» QUOTED TEXT:
┌────────
HL Deb 29 January 1946 vol 139 cc49-57

5.13 p.m.

Order of the Day for the Second Reading read.

THE PARLIAMENTARY UNDERSECRETARY OF STATE FOR WAR (LORD NATHAN)

My Lords, this Bill is described by its title in a manner which indicates clearly the purpose for which I submit it to your Lordship's House. It will, I think, be commonly agreed that in many matters we have arranged our affairs more satisfactorily during the late war than in the earlier war. In few cases is the contrast more striking than in our treatment of conscientious objectors. Your Lordships will remember how, in the course of the earlier war, much appeared in the Press and much was spoken on the public platform in connexion with controversies as to the position of conscientious objectors and even those who were least sympathetic to the views which they held could not help feeling that in some instances there was a certain harshness in their treatment, while the conscientious objectors themselves suffered great bitterness of spirit by their treatment. Quite different has the position been in the case of the late war. The rights and at the same time the obligations of conscientious objectors were set out in the legislation which itself constituted the arrangements for National Service. It was the obligation of conscientious objectors to register and it was for a tribunal to decide whether or not they were in truth conscientious objectors. The total of conscientious objectors in the late war was rather under 45,000 in all. I think it is interesting to note perhaps that in the earlier stages of the war the proportion was 2 per cent. of the call-up, which was reduced as the war proceeded to 0.1 per cent. of the call-up.

The conscientious objectors fall within three main classes. There are those who, having registered, were directed to the Non-combatant Corps. They numbered some 15,000 men and some 30 women. Those who were registered without conditions numbered about 3,500 men and 100 women. Those who were conditionally registered numbered 25,000 men and 700 women. It is only with the last class—the conditionally registered, the 25,000 men and the 700 women—that your Lordships are concerned in this Bill to-day. Those who joined the Non-combatant Corps obtained their release on the same footing as other members of the Armed Forces by way of the operation of the age and service scheme. Those who were registered unconditionally took their place at the time of such registration with their fellow citizens without obligations for National Service. Those who were conditionally registered were directed to some civilian work deemed to be of national importance, some of them into employments under the Essential Work Order, others directed in particular occupations and the balance selected occupations with the approval of the tribunal.
└────────
[Records of labeled boxes]
┌────────
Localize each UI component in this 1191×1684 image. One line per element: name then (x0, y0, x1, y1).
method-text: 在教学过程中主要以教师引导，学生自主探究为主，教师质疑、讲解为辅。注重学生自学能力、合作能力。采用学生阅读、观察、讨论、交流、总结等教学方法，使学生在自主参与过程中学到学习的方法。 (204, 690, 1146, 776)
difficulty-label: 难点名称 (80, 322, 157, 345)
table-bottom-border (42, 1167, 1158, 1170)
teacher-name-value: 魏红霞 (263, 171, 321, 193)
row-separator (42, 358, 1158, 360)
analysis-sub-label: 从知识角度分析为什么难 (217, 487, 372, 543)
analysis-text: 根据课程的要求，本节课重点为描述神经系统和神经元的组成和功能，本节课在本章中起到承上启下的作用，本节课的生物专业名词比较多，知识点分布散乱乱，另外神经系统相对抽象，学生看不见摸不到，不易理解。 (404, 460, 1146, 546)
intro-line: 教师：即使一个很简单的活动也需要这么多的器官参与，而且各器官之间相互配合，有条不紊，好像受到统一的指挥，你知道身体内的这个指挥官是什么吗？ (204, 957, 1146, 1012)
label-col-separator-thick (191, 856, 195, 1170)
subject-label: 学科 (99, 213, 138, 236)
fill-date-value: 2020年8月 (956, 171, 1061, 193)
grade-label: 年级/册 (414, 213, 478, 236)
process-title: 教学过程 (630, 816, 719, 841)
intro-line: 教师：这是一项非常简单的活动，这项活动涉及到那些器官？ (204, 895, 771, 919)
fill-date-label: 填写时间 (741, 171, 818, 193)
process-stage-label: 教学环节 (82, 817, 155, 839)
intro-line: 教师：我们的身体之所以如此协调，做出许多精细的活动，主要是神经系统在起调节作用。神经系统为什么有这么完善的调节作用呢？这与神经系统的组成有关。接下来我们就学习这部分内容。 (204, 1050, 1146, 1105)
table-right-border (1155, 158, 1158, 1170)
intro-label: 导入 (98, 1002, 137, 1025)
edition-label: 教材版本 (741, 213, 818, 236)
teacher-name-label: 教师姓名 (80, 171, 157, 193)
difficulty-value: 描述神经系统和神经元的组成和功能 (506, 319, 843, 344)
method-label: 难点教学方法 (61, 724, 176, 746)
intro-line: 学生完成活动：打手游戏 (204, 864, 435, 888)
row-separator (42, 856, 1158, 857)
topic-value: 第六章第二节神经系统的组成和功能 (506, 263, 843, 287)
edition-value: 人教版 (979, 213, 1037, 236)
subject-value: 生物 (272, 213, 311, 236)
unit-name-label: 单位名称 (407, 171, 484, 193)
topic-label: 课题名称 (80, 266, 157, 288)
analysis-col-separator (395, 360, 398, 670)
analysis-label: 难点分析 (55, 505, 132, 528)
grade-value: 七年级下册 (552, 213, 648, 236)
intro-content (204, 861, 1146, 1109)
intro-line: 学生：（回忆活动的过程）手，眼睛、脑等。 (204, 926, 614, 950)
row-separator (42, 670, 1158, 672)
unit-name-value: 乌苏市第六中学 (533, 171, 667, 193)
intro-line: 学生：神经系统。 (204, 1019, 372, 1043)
└────────
» COMPLETE THE FOLLOWING:
(1) Rewrite the paragraph of the Lords debate that begins "The conscientious objectors fall within three main classes" as a short list, keeping its main facts.
(2) Answer these questions from the Lords debate, one line each:
(a) What was the total number of conscientious objectors in the late war?
(b) What proportion of the call-up were conscientious objectors in the earlier stages of the war?
(c) About how many men were directed to the Non-combatant Corps?
(3) Resume the Lords debate on conscientious objectors, starting right after its last sentence.
The data is not required for any of this work.

» RESULTS FOR THE EXERCISE:
(1)
- Directed to the Non-combatant Corps: about 15,000 men and 30 women. They were released on the same footing as other members of the Armed Forces, under the age and service scheme.
- Registered without conditions: about 3,500 men and 100 women. They took their place with their fellow citizens and had no National Service obligations.
- Conditionally registered: 25,000 men and 700 women. They were directed to civilian work of national importance, either under the Essential Work Order, in particular occupations, or in occupations selected with the tribunal's approval. This is the only class the Bill concerns.

(2)
(a) Rather under 45,000 in all.
(b) 2 per cent.
(c) Some 15,000.

(3)
The National Service Act, 1939, in dealing with the conditionally registered conscientious objectors, provided that they were to continue to be subject to the condition until the end of the present emergency, the emergency to which that Act was directed, an emergency which is coterminous with the emergency for the purposes of the Armed Forces of the Crown and the date of promulgation of which is at present, of course, quite indefinite for the future. The consequence is that unless some steps are taken, these conditionally registered conscientious objectors would be under the compulsion of remaining in their present occupations for an indefinite period, that is, until the period of emergency under the National Service Act is declared to be brought to an end. It is with a view to that situation that this Bill has been prepared. The Bill is designed to put the conditionally registered conscientious objectors in the same position, as near as may be, as the man or woman serving in the Army, that is, the age and service principle will apply. The conscientious objectors will form, so to speak, a corps among themselves, sub-divided into age and service groups on the same principle as the Armed Forces, and each age and service group of these conditionally registered conscientious objectors will be released when the whole of the group in the Armed Forces to which they belong has itself been released.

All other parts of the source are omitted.